Under the oil-for-food programme, the Saddam regime sold oil to clients of its choice and most of that revenue went into an Iraqi escrow account in New York that was run and overseen by BNP Paribas.
 
“The people who got these contracts from Saddam Hussein got to keep a transaction fee, around 50 [US] cents a barrel,” said Douglas Yates, a political science professor at the American University in Paris, in a January interview with FRANCE 24. So a seven-million-barrel contract could yield more than $3 million in transaction fees for Saddam’s chosen customers. “From that money, they would make illegal deposits into bank accounts in Syria [and] in Lebanon to members of the Saddam Hussein regime,” Yates said, which “adds up to between $10 billion and $21 billion [in] kickbacks” to ensure they would win Iraq’s oil supply contracts.  
 
French bank BNP Paribas has also come under fire for failing to adequately monitor where the funds from the Iraqi account were going.
 
Allegations of mismanagement within the oil-for-food programme followed soon after the 2003 US-led invasion of Iraq and the toppling of the Saddam regime. A 2005 UN inquiry led by former US Federal Reserve chairman Paul Volcker found that more than 2,250 companies, 180 of them French, had paid some $1.8 billion in kickbacks to win the Iraqi supply deals.   
 
A 2002 French investigation focused on several politicians and industry chiefs who allegedly made deals with Saddam to ensure access to Iraqi oil supplies. In September, Paris prosecutors recommended that charges be dropped against former interior minister Charles Pasqua and Total chief executive Christophe de Margerie. But 11 other suspects are due to stand trial, including former French ambassador to the United Nations Jean-Bernard Merimée and a former diplomatic adviser to Pasqua, Bernard Guillet.

· · · · ·

▶ _EXERCISE INSTRUCTIONS_:
[1] List every person named in the passage on the oil-for-food programme above.
[2] Duplicate the portion of the oil-for-food passage starting at "French bank BNP" and ending at "Iraqi supply deals.".
[3] For each statement, indicate whether it agrees with the oil-for-food passage above, and quote the words that decide it: (a) BNP Paribas ran and oversaw the Iraqi escrow account in New York. (b) The 2005 UN inquiry was led by a former French minister. (c) Paris prosecutors recommended dropping charges against Charles Pasqua.

▶ _DATA SUPPLIED_:

· · · · ·

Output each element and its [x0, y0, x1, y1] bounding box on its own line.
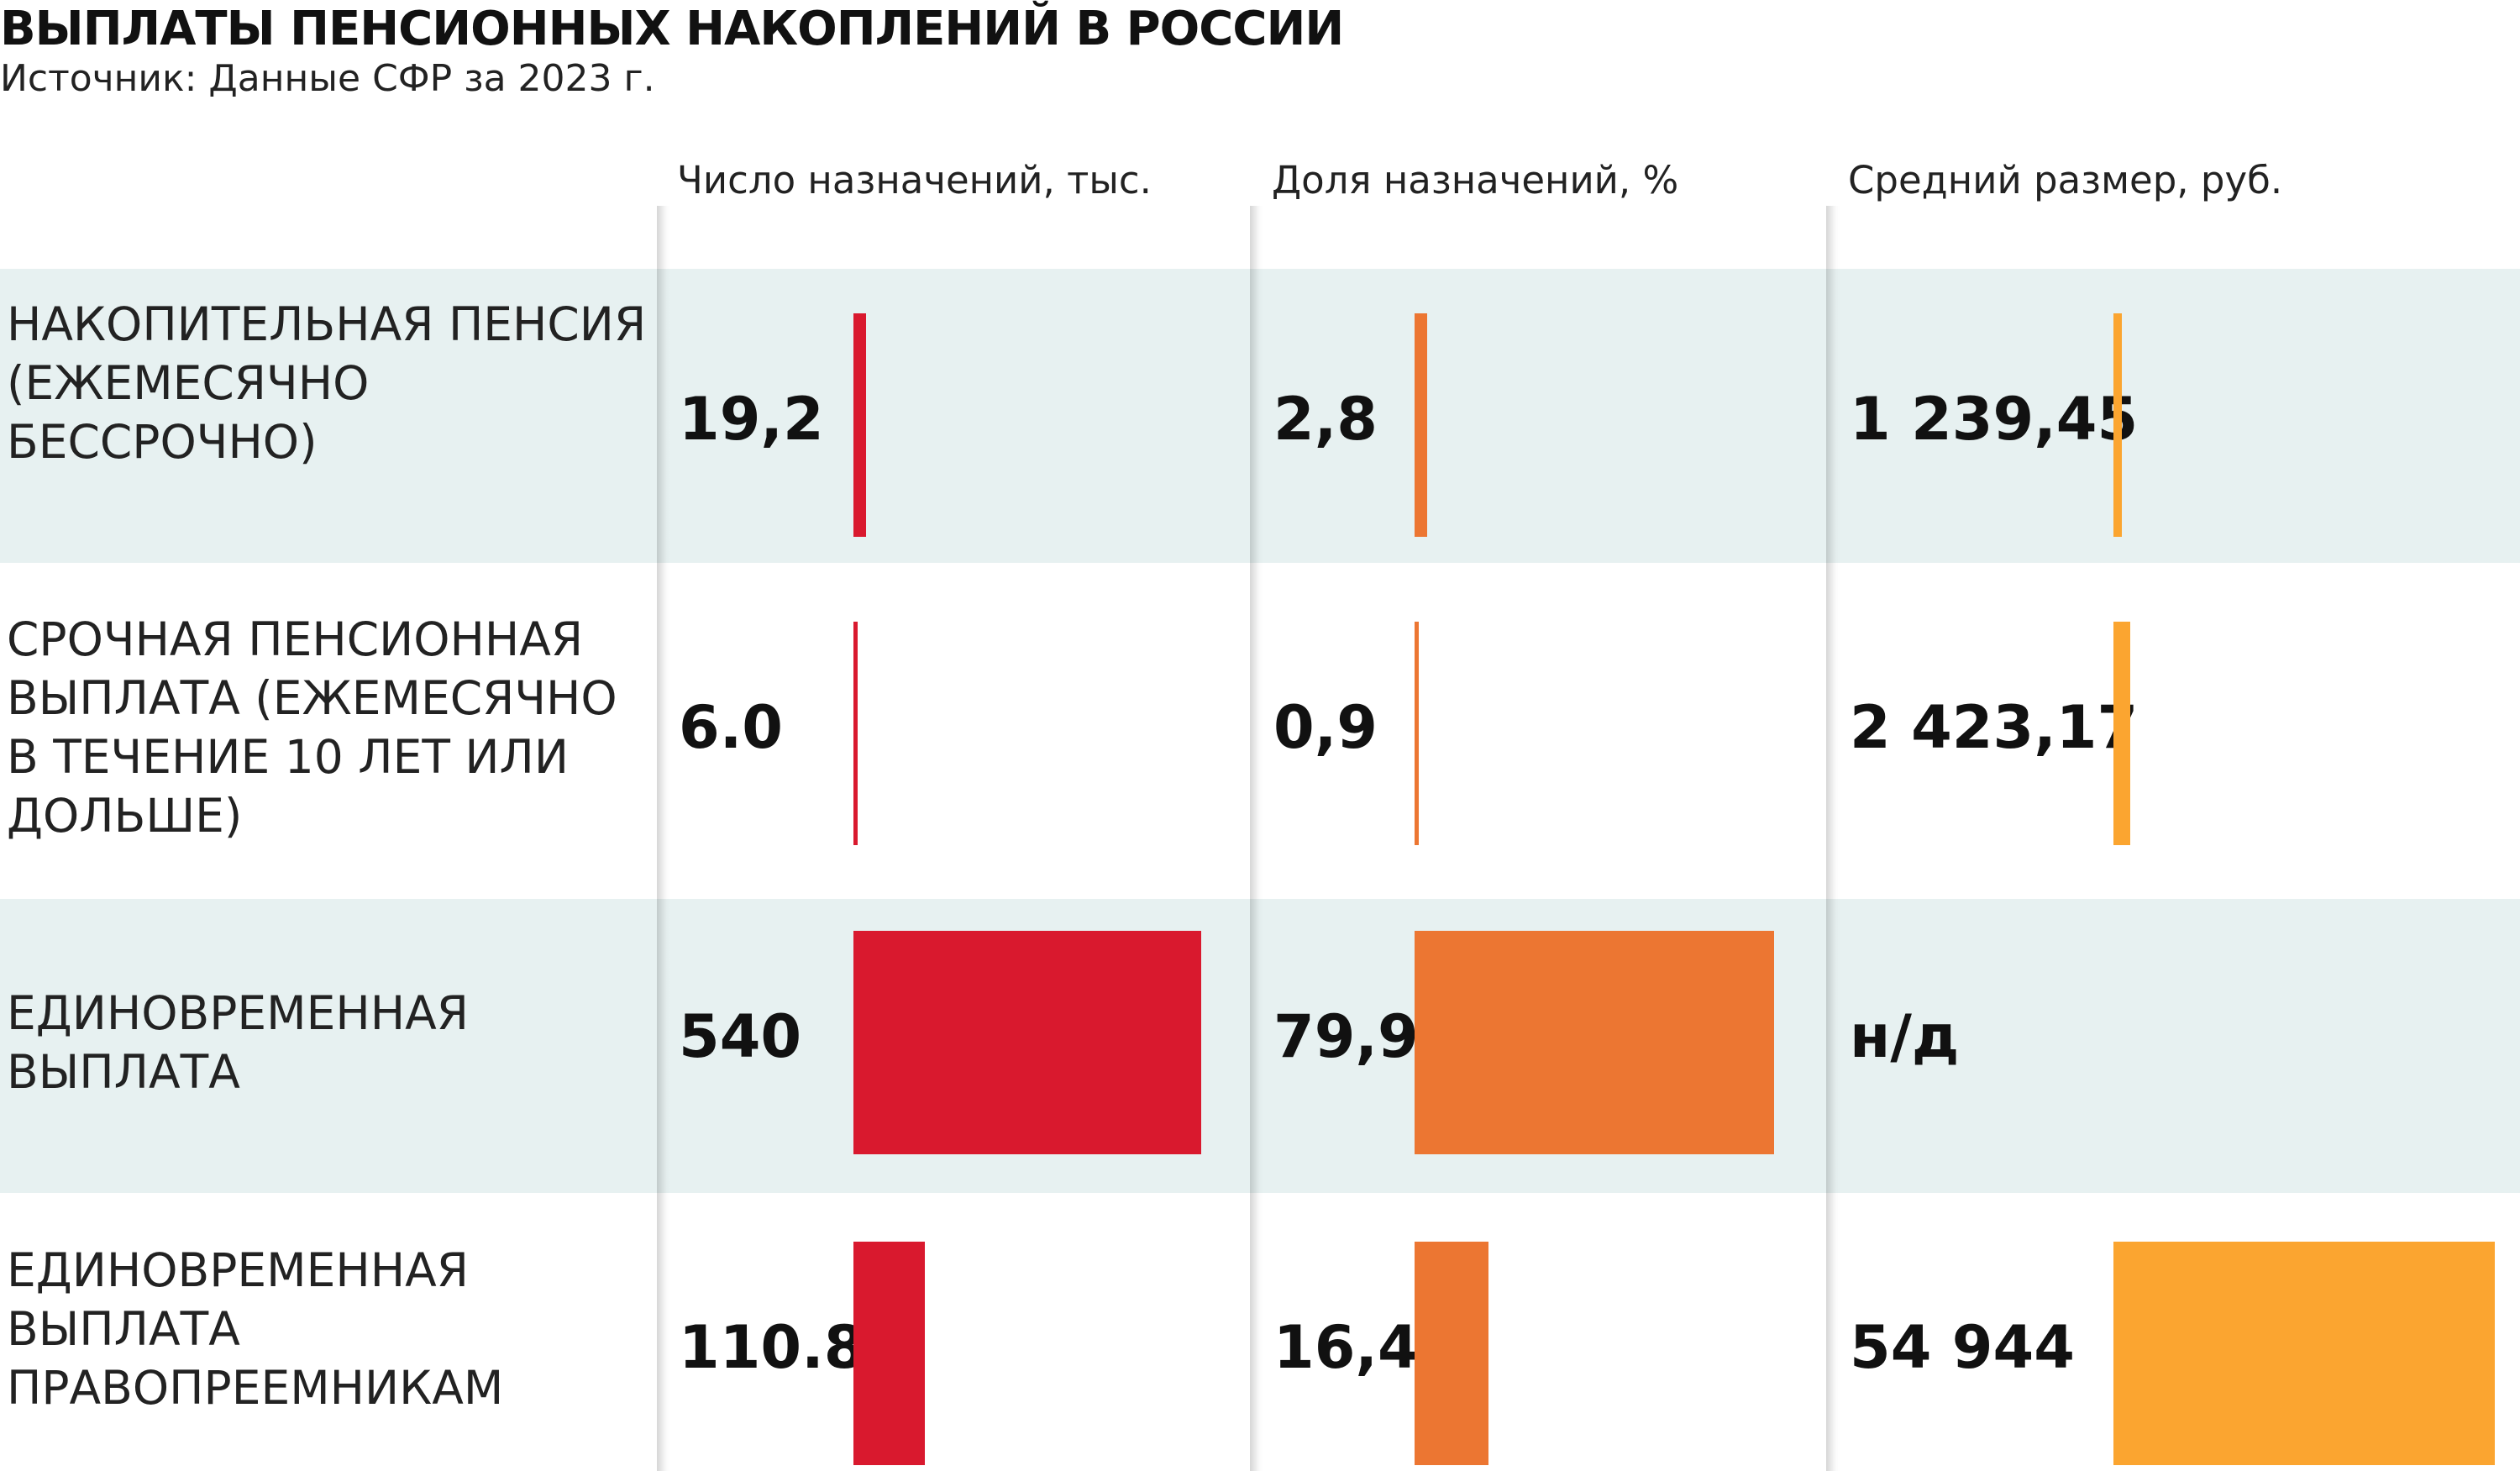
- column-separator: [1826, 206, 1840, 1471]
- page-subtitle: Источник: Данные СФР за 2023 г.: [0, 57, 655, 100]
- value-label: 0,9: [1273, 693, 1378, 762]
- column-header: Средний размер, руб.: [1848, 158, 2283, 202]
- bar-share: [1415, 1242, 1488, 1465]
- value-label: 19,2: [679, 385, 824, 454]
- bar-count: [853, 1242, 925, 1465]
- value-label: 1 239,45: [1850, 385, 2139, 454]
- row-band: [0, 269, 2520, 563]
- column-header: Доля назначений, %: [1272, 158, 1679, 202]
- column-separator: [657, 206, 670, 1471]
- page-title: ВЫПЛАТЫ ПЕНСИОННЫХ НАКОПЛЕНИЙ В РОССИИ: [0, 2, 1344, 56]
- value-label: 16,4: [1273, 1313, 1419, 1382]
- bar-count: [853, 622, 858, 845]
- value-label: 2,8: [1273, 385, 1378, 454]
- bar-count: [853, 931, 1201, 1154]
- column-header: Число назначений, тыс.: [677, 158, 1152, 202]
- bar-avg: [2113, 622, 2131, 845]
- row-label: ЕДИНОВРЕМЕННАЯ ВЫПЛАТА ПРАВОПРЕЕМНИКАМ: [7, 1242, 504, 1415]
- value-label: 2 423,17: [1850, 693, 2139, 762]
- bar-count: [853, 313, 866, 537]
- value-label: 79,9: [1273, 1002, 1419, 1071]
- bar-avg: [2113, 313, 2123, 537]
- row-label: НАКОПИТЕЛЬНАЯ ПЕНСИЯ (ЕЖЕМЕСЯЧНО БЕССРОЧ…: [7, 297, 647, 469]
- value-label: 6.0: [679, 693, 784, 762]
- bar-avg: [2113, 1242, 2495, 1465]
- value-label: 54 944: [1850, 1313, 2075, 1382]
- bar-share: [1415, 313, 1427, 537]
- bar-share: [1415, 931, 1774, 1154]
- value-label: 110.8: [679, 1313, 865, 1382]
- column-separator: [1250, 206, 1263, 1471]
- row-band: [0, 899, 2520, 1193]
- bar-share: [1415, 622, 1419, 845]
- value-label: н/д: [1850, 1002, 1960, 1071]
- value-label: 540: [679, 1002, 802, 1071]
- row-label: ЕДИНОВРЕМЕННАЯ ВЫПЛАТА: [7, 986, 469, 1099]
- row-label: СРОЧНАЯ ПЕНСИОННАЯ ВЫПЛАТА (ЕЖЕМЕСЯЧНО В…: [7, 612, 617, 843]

· · · · ·

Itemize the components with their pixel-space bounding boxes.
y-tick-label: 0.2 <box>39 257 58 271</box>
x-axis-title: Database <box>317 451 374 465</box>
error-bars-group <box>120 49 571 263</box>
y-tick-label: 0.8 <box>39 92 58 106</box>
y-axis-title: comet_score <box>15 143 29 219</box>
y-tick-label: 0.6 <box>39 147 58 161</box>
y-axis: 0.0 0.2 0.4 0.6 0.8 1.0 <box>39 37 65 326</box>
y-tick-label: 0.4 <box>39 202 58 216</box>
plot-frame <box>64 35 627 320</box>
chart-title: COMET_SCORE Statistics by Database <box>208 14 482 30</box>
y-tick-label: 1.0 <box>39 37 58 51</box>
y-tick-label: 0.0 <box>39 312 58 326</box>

· · · · ·

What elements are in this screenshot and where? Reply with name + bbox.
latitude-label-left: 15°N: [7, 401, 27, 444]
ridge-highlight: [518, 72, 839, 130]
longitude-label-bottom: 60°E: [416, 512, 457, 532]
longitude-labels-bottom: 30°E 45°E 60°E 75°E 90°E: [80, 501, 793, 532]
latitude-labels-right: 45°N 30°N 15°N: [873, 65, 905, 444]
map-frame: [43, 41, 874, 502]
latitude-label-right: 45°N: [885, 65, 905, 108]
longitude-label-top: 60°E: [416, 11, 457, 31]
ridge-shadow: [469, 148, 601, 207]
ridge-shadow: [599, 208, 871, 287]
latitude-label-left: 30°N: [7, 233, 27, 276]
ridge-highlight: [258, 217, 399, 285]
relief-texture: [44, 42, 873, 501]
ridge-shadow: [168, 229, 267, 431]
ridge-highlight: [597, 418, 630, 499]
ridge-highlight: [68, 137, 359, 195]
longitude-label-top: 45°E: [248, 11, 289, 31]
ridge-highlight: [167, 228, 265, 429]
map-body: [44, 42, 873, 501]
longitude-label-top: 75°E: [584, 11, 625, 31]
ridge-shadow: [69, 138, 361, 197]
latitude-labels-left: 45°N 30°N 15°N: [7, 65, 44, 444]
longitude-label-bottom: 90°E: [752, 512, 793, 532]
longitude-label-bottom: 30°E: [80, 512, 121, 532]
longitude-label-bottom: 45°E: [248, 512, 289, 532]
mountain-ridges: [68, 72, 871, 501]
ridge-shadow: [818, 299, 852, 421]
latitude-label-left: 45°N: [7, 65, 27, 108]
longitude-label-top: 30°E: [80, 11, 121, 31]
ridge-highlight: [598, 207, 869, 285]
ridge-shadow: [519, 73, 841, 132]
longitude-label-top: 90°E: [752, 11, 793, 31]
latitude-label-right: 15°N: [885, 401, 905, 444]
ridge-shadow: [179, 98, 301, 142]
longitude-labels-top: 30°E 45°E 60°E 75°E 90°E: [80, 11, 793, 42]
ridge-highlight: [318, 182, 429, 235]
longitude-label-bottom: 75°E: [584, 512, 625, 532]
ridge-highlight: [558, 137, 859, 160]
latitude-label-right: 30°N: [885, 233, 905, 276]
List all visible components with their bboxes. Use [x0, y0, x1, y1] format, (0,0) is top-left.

· · · · ·

▶ _PER-TASK ANSWERS_:
[1]
Saddam Hussein
Douglas Yates
Paul Volcker
Charles Pasqua
Christophe de Margerie
Jean-Bernard Merimée
Bernard Guillet

[2]
French bank BNP Paribas has also come under fire for failing to adequately monitor where the funds from the Iraqi account were going.
 
Allegations of mismanagement within the oil-for-food programme followed soon after the 2003 US-led invasion of Iraq and the toppling of the Saddam regime. A 2005 UN inquiry led by former US Federal Reserve chairman Paul Volcker found that more than 2,250 companies, 180 of them French, had paid some $1.8 billion in kickbacks to win the Iraqi supply deals.

[3]
(a) Yes: "run and overseen by BNP Paribas"
(b) No: "led by former US Federal Reserve chairman Paul Volcker"
(c) Yes: "Paris prosecutors recommended that charges be dropped against former interior minister Charles Pasqua"